**What this task involves**
Here are records with pictures in them. Copy all of them exactly and leave the pictures out.

Data listing:
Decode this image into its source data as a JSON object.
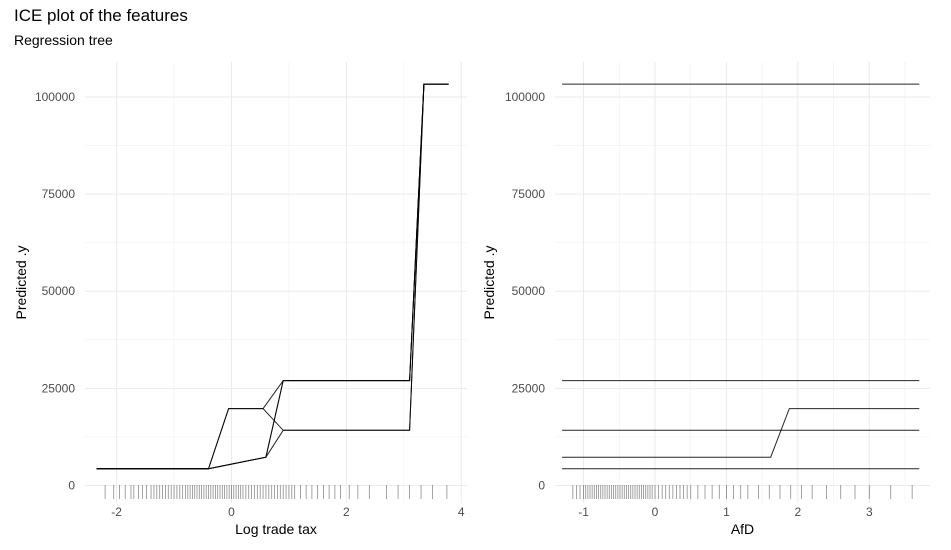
{
  "title": "ICE plot of the features",
  "subtitle": "Regression tree",
  "chart_data": [
    {
      "type": "line",
      "xlabel": "Log trade tax",
      "ylabel": "Predicted .y",
      "xlim": [
        -2.55,
        4.1
      ],
      "ylim": [
        -4500,
        109000
      ],
      "xticks": [
        -2,
        0,
        2,
        4
      ],
      "yticks": [
        0,
        25000,
        50000,
        75000,
        100000
      ],
      "ytick_labels": [
        "0",
        "25000",
        "50000",
        "75000",
        "100000"
      ],
      "grid": true,
      "series": [
        {
          "x": [
            -2.35,
            -0.4,
            0.6,
            0.9,
            3.1,
            3.35,
            3.78
          ],
          "y": [
            4300,
            4300,
            7300,
            14200,
            14200,
            103300,
            103300
          ]
        },
        {
          "x": [
            -2.35,
            -0.4,
            0.6,
            0.9,
            3.1,
            3.35,
            3.78
          ],
          "y": [
            4300,
            4300,
            7300,
            27000,
            27000,
            103300,
            103300
          ]
        },
        {
          "x": [
            -2.35,
            -0.4,
            -0.05,
            0.55,
            0.9,
            3.1,
            3.35,
            3.78
          ],
          "y": [
            4300,
            4300,
            19800,
            19800,
            14200,
            14200,
            103300,
            103300
          ]
        },
        {
          "x": [
            -2.35,
            -0.4,
            -0.05,
            0.55,
            0.9,
            3.1,
            3.35,
            3.78
          ],
          "y": [
            4300,
            4300,
            19800,
            19800,
            27000,
            27000,
            103300,
            103300
          ]
        },
        {
          "x": [
            -2.35,
            -0.4,
            0.6,
            0.9,
            3.1,
            3.35,
            3.78
          ],
          "y": [
            4300,
            4300,
            7300,
            27000,
            27000,
            103300,
            103300
          ]
        }
      ],
      "rug": [
        -2.2,
        -2.05,
        -1.95,
        -1.85,
        -1.75,
        -1.7,
        -1.62,
        -1.55,
        -1.48,
        -1.4,
        -1.35,
        -1.3,
        -1.25,
        -1.2,
        -1.15,
        -1.1,
        -1.05,
        -1.0,
        -0.95,
        -0.9,
        -0.85,
        -0.8,
        -0.76,
        -0.72,
        -0.68,
        -0.64,
        -0.6,
        -0.56,
        -0.52,
        -0.48,
        -0.44,
        -0.4,
        -0.36,
        -0.32,
        -0.28,
        -0.24,
        -0.2,
        -0.16,
        -0.12,
        -0.08,
        -0.04,
        0.0,
        0.04,
        0.08,
        0.12,
        0.16,
        0.2,
        0.25,
        0.3,
        0.35,
        0.4,
        0.45,
        0.5,
        0.55,
        0.6,
        0.65,
        0.7,
        0.75,
        0.8,
        0.85,
        0.9,
        0.95,
        1.0,
        1.05,
        1.1,
        1.2,
        1.3,
        1.4,
        1.5,
        1.6,
        1.7,
        1.8,
        1.9,
        2.05,
        2.2,
        2.4,
        2.7,
        2.9,
        3.1,
        3.3,
        3.5,
        3.75
      ]
    },
    {
      "type": "line",
      "xlabel": "AfD",
      "ylabel": "Predicted .y",
      "xlim": [
        -1.4,
        3.85
      ],
      "ylim": [
        -4500,
        109000
      ],
      "xticks": [
        -1,
        0,
        1,
        2,
        3
      ],
      "yticks": [
        0,
        25000,
        50000,
        75000,
        100000
      ],
      "ytick_labels": [
        "0",
        "25000",
        "50000",
        "75000",
        "100000"
      ],
      "grid": true,
      "series": [
        {
          "x": [
            -1.3,
            3.7
          ],
          "y": [
            103300,
            103300
          ]
        },
        {
          "x": [
            -1.3,
            3.7
          ],
          "y": [
            27000,
            27000
          ]
        },
        {
          "x": [
            -1.3,
            3.7
          ],
          "y": [
            14200,
            14200
          ]
        },
        {
          "x": [
            -1.3,
            1.62,
            1.88,
            3.7
          ],
          "y": [
            7300,
            7300,
            19800,
            19800
          ]
        },
        {
          "x": [
            -1.3,
            3.7
          ],
          "y": [
            4300,
            4300
          ]
        }
      ],
      "rug": [
        -1.15,
        -1.1,
        -1.05,
        -1.0,
        -0.97,
        -0.94,
        -0.91,
        -0.88,
        -0.85,
        -0.82,
        -0.79,
        -0.76,
        -0.73,
        -0.7,
        -0.67,
        -0.64,
        -0.61,
        -0.58,
        -0.55,
        -0.52,
        -0.49,
        -0.46,
        -0.43,
        -0.4,
        -0.37,
        -0.34,
        -0.31,
        -0.28,
        -0.25,
        -0.22,
        -0.19,
        -0.16,
        -0.13,
        -0.1,
        -0.07,
        -0.04,
        0.0,
        0.05,
        0.1,
        0.15,
        0.2,
        0.25,
        0.3,
        0.35,
        0.4,
        0.45,
        0.5,
        0.6,
        0.7,
        0.8,
        0.9,
        1.0,
        1.1,
        1.2,
        1.3,
        1.45,
        1.6,
        1.75,
        1.9,
        2.05,
        2.2,
        2.4,
        2.6,
        2.8,
        3.0,
        3.3,
        3.6
      ]
    }
  ]
}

**Complete response**
Decode this image into its source data as a JSON object.
{
  "title": "ICE plot of the features",
  "subtitle": "Regression tree",
  "chart_data": [
    {
      "type": "line",
      "xlabel": "Log trade tax",
      "ylabel": "Predicted .y",
      "xlim": [
        -2.55,
        4.1
      ],
      "ylim": [
        -4500,
        109000
      ],
      "xticks": [
        -2,
        0,
        2,
        4
      ],
      "yticks": [
        0,
        25000,
        50000,
        75000,
        100000
      ],
      "ytick_labels": [
        "0",
        "25000",
        "50000",
        "75000",
        "100000"
      ],
      "grid": true,
      "series": [
        {
          "x": [
            -2.35,
            -0.4,
            0.6,
            0.9,
            3.1,
            3.35,
            3.78
          ],
          "y": [
            4300,
            4300,
            7300,
            14200,
            14200,
            103300,
            103300
          ]
        },
        {
          "x": [
            -2.35,
            -0.4,
            0.6,
            0.9,
            3.1,
            3.35,
            3.78
          ],
          "y": [
            4300,
            4300,
            7300,
            27000,
            27000,
            103300,
            103300
          ]
        },
        {
          "x": [
            -2.35,
            -0.4,
            -0.05,
            0.55,
            0.9,
            3.1,
            3.35,
            3.78
          ],
          "y": [
            4300,
            4300,
            19800,
            19800,
            14200,
            14200,
            103300,
            103300
          ]
        },
        {
          "x": [
            -2.35,
            -0.4,
            -0.05,
            0.55,
            0.9,
            3.1,
            3.35,
            3.78
          ],
          "y": [
            4300,
            4300,
            19800,
            19800,
            27000,
            27000,
            103300,
            103300
          ]
        },
        {
          "x": [
            -2.35,
            -0.4,
            0.6,
            0.9,
            3.1,
            3.35,
            3.78
          ],
          "y": [
            4300,
            4300,
            7300,
            27000,
            27000,
            103300,
            103300
          ]
        }
      ],
      "rug": [
        -2.2,
        -2.05,
        -1.95,
        -1.85,
        -1.75,
        -1.7,
        -1.62,
        -1.55,
        -1.48,
        -1.4,
        -1.35,
        -1.3,
        -1.25,
        -1.2,
        -1.15,
        -1.1,
        -1.05,
        -1.0,
        -0.95,
        -0.9,
        -0.85,
        -0.8,
        -0.76,
        -0.72,
        -0.68,
        -0.64,
        -0.6,
        -0.56,
        -0.52,
        -0.48,
        -0.44,
        -0.4,
        -0.36,
        -0.32,
        -0.28,
        -0.24,
        -0.2,
        -0.16,
        -0.12,
        -0.08,
        -0.04,
        0.0,
        0.04,
        0.08,
        0.12,
        0.16,
        0.2,
        0.25,
        0.3,
        0.35,
        0.4,
        0.45,
        0.5,
        0.55,
        0.6,
        0.65,
        0.7,
        0.75,
        0.8,
        0.85,
        0.9,
        0.95,
        1.0,
        1.05,
        1.1,
        1.2,
        1.3,
        1.4,
        1.5,
        1.6,
        1.7,
        1.8,
        1.9,
        2.05,
        2.2,
        2.4,
        2.7,
        2.9,
        3.1,
        3.3,
        3.5,
        3.75
      ]
    },
    {
      "type": "line",
      "xlabel": "AfD",
      "ylabel": "Predicted .y",
      "xlim": [
        -1.4,
        3.85
      ],
      "ylim": [
        -4500,
        109000
      ],
      "xticks": [
        -1,
        0,
        1,
        2,
        3
      ],
      "yticks": [
        0,
        25000,
        50000,
        75000,
        100000
      ],
      "ytick_labels": [
        "0",
        "25000",
        "50000",
        "75000",
        "100000"
      ],
      "grid": true,
      "series": [
        {
          "x": [
            -1.3,
            3.7
          ],
          "y": [
            103300,
            103300
          ]
        },
        {
          "x": [
            -1.3,
            3.7
          ],
          "y": [
            27000,
            27000
          ]
        },
        {
          "x": [
            -1.3,
            3.7
          ],
          "y": [
            14200,
            14200
          ]
        },
        {
          "x": [
            -1.3,
            1.62,
            1.88,
            3.7
          ],
          "y": [
            7300,
            7300,
            19800,
            19800
          ]
        },
        {
          "x": [
            -1.3,
            3.7
          ],
          "y": [
            4300,
            4300
          ]
        }
      ],
      "rug": [
        -1.15,
        -1.1,
        -1.05,
        -1.0,
        -0.97,
        -0.94,
        -0.91,
        -0.88,
        -0.85,
        -0.82,
        -0.79,
        -0.76,
        -0.73,
        -0.7,
        -0.67,
        -0.64,
        -0.61,
        -0.58,
        -0.55,
        -0.52,
        -0.49,
        -0.46,
        -0.43,
        -0.4,
        -0.37,
        -0.34,
        -0.31,
        -0.28,
        -0.25,
        -0.22,
        -0.19,
        -0.16,
        -0.13,
        -0.1,
        -0.07,
        -0.04,
        0.0,
        0.05,
        0.1,
        0.15,
        0.2,
        0.25,
        0.3,
        0.35,
        0.4,
        0.45,
        0.5,
        0.6,
        0.7,
        0.8,
        0.9,
        1.0,
        1.1,
        1.2,
        1.3,
        1.45,
        1.6,
        1.75,
        1.9,
        2.05,
        2.2,
        2.4,
        2.6,
        2.8,
        3.0,
        3.3,
        3.6
      ]
    }
  ]
}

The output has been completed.